How many of the lines that follow contain the word "ولذلك"? Give only the number.

-- DATA RECORDS start --

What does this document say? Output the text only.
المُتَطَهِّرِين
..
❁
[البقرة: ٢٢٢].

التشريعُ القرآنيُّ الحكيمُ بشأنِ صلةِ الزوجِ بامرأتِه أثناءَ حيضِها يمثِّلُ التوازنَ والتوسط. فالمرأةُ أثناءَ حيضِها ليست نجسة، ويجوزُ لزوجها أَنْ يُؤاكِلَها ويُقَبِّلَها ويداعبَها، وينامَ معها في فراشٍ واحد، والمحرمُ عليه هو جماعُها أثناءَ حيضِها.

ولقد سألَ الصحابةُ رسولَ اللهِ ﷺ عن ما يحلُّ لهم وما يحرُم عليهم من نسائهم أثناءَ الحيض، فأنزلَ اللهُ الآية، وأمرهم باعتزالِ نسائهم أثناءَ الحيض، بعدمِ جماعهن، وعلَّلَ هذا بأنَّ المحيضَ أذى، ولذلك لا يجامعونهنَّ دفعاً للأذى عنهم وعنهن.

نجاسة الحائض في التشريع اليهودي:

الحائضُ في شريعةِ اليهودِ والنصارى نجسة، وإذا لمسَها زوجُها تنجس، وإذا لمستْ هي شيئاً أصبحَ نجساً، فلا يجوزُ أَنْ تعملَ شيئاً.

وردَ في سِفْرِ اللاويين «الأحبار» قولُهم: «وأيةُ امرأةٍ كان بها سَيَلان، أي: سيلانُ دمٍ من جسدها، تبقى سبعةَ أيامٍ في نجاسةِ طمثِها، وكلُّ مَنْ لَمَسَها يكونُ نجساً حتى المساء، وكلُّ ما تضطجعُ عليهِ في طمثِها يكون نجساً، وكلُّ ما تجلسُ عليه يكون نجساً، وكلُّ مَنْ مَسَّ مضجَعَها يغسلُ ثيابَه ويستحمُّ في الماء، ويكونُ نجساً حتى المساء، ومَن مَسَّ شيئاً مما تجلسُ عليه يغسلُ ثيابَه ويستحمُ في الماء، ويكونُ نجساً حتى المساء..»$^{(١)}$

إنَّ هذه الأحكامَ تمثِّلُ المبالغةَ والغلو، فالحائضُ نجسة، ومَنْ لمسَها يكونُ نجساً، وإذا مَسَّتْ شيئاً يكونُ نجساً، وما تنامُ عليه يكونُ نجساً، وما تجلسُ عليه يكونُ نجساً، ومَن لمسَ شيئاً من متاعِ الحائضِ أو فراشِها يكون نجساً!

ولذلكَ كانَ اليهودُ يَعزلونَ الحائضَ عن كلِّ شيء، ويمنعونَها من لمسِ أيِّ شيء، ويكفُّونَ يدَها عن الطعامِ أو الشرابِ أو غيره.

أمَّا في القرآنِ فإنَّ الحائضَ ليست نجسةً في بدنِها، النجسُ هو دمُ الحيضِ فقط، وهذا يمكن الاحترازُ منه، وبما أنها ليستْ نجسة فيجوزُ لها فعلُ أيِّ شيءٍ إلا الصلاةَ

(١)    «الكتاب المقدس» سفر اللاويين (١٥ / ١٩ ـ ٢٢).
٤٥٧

-- DATA RECORDS end --

### ANSWER IN FULL
2